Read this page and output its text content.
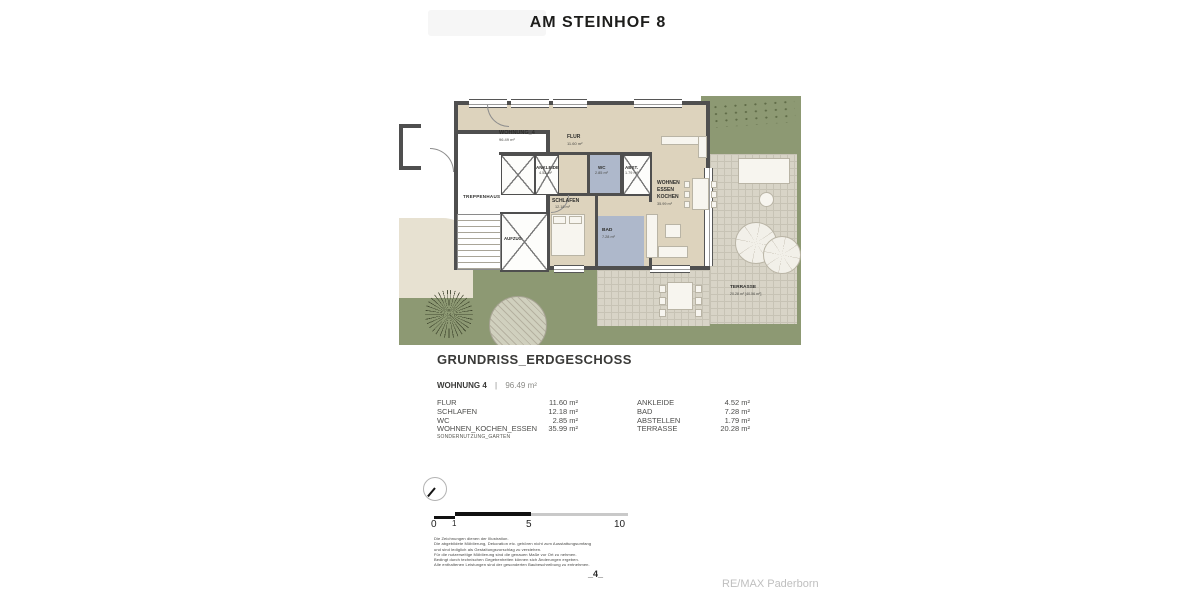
AM STEINHOF 8
WOHNUNG_4
96.49 m²	FLUR
11.60 m²
ANKLEIDE
4.52 m²
WC
2.85 m²
ABST.
1.79 m²
SCHLAFEN
12.18 m²
WOHNEN
ESSEN
KOCHEN
35.99 m²
BAD
7.28 m²
TREPPENHAUS
AUFZUG
TERRASSE
20.28 m² [40.56 m²]
GRUNDRISS_ERDGESCHOSS
WOHNUNG 4 | 96.49 m²
FLUR	11.60 m²
SCHLAFEN	12.18 m²
WC	2.85 m²
WOHNEN_KOCHEN_ESSEN 35.99 m²
ANKLEIDE	4.52 m²
BAD	7.28 m²
ABSTELLEN	1.79 m²
TERRASSE	20.28 m²
SONDERNUTZUNG_GARTEN
0 1	5	10
Die Zeichnungen dienen der Illustration.
Die abgebildete Möblierung, Dekoration etc. gehören nicht zum Ausstattungsumfang
und sind lediglich als Gestaltungsvorschlag zu verstehen.
Für die nutzerseitige Möblierung sind die genauen Maße vor Ort zu nehmen.
Bedingt durch technischen Gegebenheiten können sich Änderungen ergeben.
Alle enthaltenen Leistungen sind der gesonderten Baubeschreibung zu entnehmen.
_4_
RE/MAX Paderborn
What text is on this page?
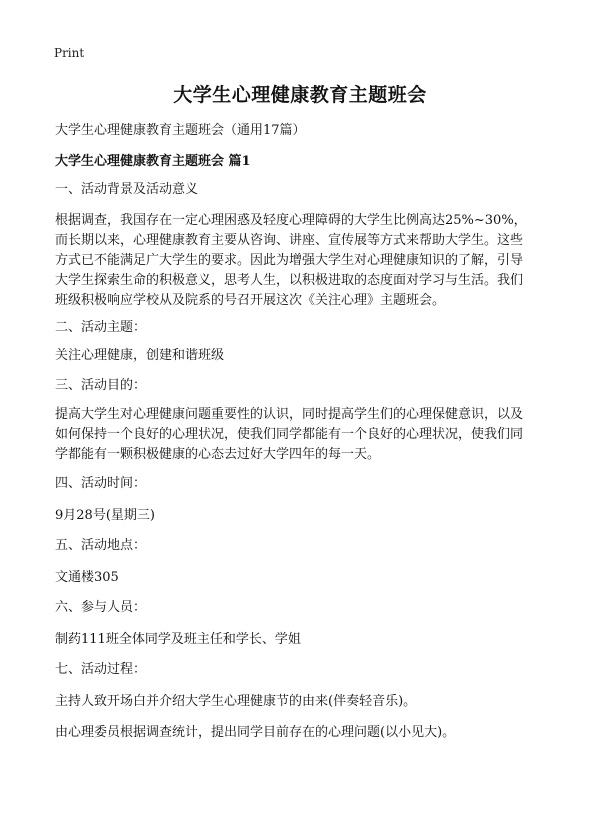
Print
大学生心理健康教育主题班会
大学生心理健康教育主题班会（通用17篇）
大学生心理健康教育主题班会 篇1
一、活动背景及活动意义
根据调查，我国存在一定心理困惑及轻度心理障碍的大学生比例高达25%~30%，
而长期以来，心理健康教育主要从咨询、讲座、宣传展等方式来帮助大学生。这些
方式已不能满足广大学生的要求。因此为增强大学生对心理健康知识的了解，引导
大学生探索生命的积极意义，思考人生，以积极进取的态度面对学习与生活。我们
班级积极响应学校从及院系的号召开展这次《关注心理》主题班会。
二、活动主题：
关注心理健康，创建和谐班级
三、活动目的：
提高大学生对心理健康问题重要性的认识，同时提高学生们的心理保健意识，以及
如何保持一个良好的心理状况，使我们同学都能有一个良好的心理状况，使我们同
学都能有一颗积极健康的心态去过好大学四年的每一天。
四、活动时间：
9月28号(星期三)
五、活动地点：
文通楼305
六、参与人员：
制药111班全体同学及班主任和学长、学姐
七、活动过程：
主持人致开场白并介绍大学生心理健康节的由来(伴奏轻音乐)。
由心理委员根据调查统计，提出同学目前存在的心理问题(以小见大)。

···

• _Task details_
Keep every word of the data as it is when you write it out, but drop the pictures.

• _Solved problem_
Read this page and output its text content.
AM STEINHOF 8
WOHNUNG_4
96.49 m²	FLUR
11.60 m²
ANKLEIDE
4.52 m²
WC
2.85 m²
ABST.
1.79 m²
SCHLAFEN
12.18 m²
WOHNEN
ESSEN
KOCHEN
35.99 m²
BAD
7.28 m²
TREPPENHAUS
AUFZUG
TERRASSE
20.28 m² [40.56 m²]
GRUNDRISS_ERDGESCHOSS
WOHNUNG 4 | 96.49 m²
FLUR	11.60 m²
SCHLAFEN	12.18 m²
WC	2.85 m²
WOHNEN_KOCHEN_ESSEN 35.99 m²
ANKLEIDE	4.52 m²
BAD	7.28 m²
ABSTELLEN	1.79 m²
TERRASSE	20.28 m²
SONDERNUTZUNG_GARTEN
0 1	5	10
Die Zeichnungen dienen der Illustration.
Die abgebildete Möblierung, Dekoration etc. gehören nicht zum Ausstattungsumfang
und sind lediglich als Gestaltungsvorschlag zu verstehen.
Für die nutzerseitige Möblierung sind die genauen Maße vor Ort zu nehmen.
Bedingt durch technischen Gegebenheiten können sich Änderungen ergeben.
Alle enthaltenen Leistungen sind der gesonderten Baubeschreibung zu entnehmen.
_4_
RE/MAX Paderborn
What text is on this page?
Print
大学生心理健康教育主题班会
大学生心理健康教育主题班会（通用17篇）
大学生心理健康教育主题班会 篇1
一、活动背景及活动意义
根据调查，我国存在一定心理困惑及轻度心理障碍的大学生比例高达25%~30%，
而长期以来，心理健康教育主要从咨询、讲座、宣传展等方式来帮助大学生。这些
方式已不能满足广大学生的要求。因此为增强大学生对心理健康知识的了解，引导
大学生探索生命的积极意义，思考人生，以积极进取的态度面对学习与生活。我们
班级积极响应学校从及院系的号召开展这次《关注心理》主题班会。
二、活动主题：
关注心理健康，创建和谐班级
三、活动目的：
提高大学生对心理健康问题重要性的认识，同时提高学生们的心理保健意识，以及
如何保持一个良好的心理状况，使我们同学都能有一个良好的心理状况，使我们同
学都能有一颗积极健康的心态去过好大学四年的每一天。
四、活动时间：
9月28号(星期三)
五、活动地点：
文通楼305
六、参与人员：
制药111班全体同学及班主任和学长、学姐
七、活动过程：
主持人致开场白并介绍大学生心理健康节的由来(伴奏轻音乐)。
由心理委员根据调查统计，提出同学目前存在的心理问题(以小见大)。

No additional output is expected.